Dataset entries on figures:
--- begin ---

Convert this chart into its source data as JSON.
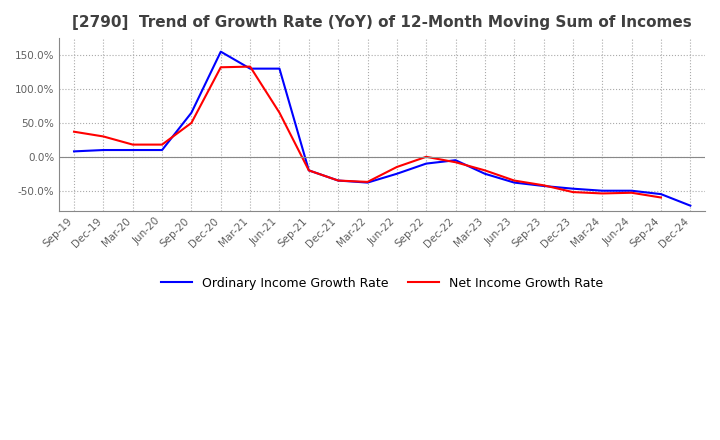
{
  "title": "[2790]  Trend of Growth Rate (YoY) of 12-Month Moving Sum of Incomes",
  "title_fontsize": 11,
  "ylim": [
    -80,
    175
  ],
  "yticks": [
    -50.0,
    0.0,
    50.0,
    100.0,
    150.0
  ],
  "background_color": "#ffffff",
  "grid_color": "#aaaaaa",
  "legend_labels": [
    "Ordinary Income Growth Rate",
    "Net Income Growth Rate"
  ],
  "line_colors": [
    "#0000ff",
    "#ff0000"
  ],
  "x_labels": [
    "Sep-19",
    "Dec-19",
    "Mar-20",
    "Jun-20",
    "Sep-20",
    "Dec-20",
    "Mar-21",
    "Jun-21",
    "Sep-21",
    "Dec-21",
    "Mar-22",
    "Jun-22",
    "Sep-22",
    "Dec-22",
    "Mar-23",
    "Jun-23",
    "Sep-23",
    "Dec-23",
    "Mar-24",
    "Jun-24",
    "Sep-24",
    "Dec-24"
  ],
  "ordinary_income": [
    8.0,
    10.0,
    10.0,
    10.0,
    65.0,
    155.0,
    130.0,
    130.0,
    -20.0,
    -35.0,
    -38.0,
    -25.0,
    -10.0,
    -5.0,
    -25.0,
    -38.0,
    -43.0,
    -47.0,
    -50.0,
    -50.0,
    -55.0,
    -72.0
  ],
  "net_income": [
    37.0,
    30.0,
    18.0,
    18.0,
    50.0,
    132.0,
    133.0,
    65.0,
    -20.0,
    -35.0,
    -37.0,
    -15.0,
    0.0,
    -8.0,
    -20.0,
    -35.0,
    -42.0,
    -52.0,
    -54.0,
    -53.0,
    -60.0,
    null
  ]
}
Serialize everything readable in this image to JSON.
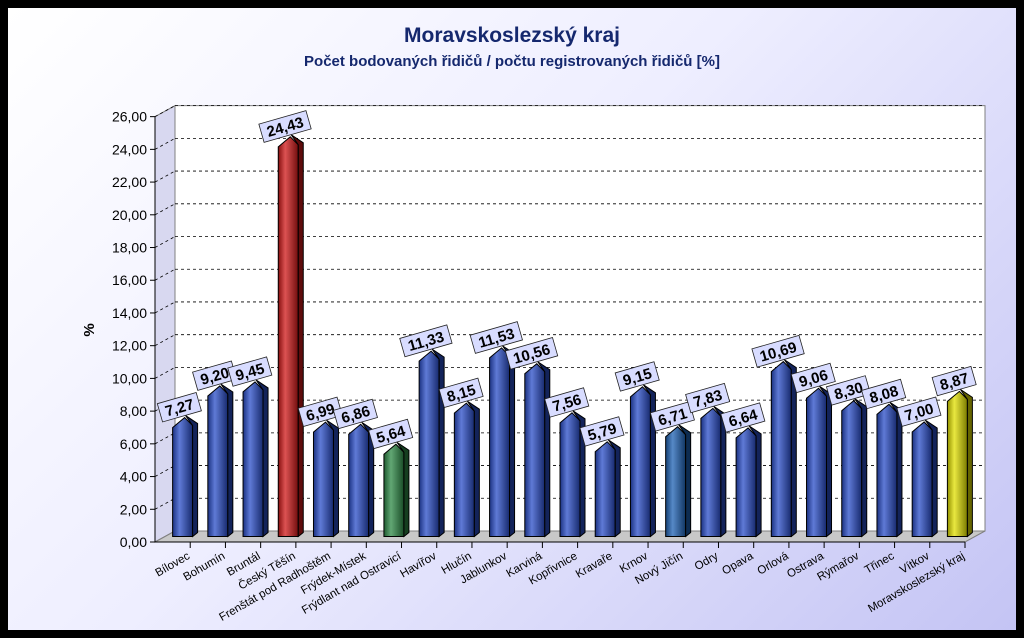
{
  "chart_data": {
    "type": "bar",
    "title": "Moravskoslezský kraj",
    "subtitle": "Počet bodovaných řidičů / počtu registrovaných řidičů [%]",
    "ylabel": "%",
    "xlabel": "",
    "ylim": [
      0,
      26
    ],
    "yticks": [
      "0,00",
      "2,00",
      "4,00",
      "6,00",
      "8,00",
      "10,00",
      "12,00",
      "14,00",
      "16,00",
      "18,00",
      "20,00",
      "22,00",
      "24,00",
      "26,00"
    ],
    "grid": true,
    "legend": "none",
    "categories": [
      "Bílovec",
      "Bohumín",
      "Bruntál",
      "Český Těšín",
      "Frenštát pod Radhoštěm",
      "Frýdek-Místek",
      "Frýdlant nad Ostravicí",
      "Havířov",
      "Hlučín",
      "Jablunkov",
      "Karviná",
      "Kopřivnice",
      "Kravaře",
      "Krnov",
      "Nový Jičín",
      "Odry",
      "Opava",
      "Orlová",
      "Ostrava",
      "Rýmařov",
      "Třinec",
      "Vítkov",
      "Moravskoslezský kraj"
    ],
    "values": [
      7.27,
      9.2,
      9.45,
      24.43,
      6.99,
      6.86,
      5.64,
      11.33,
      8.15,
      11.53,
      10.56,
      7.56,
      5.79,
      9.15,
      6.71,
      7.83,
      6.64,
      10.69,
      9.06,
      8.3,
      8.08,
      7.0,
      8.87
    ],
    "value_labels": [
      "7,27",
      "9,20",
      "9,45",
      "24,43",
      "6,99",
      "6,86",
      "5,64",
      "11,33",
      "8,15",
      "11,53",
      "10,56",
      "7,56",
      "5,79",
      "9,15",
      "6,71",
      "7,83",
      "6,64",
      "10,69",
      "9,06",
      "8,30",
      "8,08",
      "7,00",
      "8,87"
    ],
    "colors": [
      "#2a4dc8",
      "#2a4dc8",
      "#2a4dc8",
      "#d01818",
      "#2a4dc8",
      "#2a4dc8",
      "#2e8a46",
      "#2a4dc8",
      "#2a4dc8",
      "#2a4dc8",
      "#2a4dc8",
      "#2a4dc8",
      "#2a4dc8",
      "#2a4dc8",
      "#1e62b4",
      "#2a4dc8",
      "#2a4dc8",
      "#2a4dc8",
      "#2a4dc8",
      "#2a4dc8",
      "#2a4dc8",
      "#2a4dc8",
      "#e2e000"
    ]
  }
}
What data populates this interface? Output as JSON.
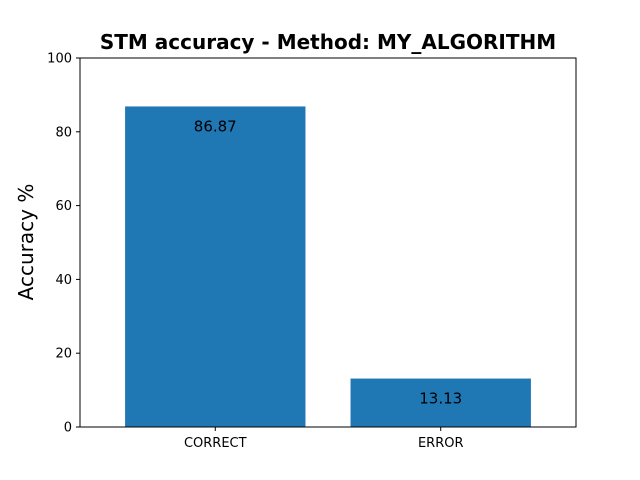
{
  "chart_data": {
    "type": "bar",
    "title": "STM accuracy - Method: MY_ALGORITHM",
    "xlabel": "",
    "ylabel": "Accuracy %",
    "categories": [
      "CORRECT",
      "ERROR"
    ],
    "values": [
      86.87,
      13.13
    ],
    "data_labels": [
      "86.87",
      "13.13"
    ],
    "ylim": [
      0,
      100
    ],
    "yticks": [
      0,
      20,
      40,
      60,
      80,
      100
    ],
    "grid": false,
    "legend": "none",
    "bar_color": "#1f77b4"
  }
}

--- end ---

§ WHAT YOU HAVE TO DO: Each line containing "Rate" counts once; state the total number of such lines and nothing else.

§ COMPLETE ANSWER: 3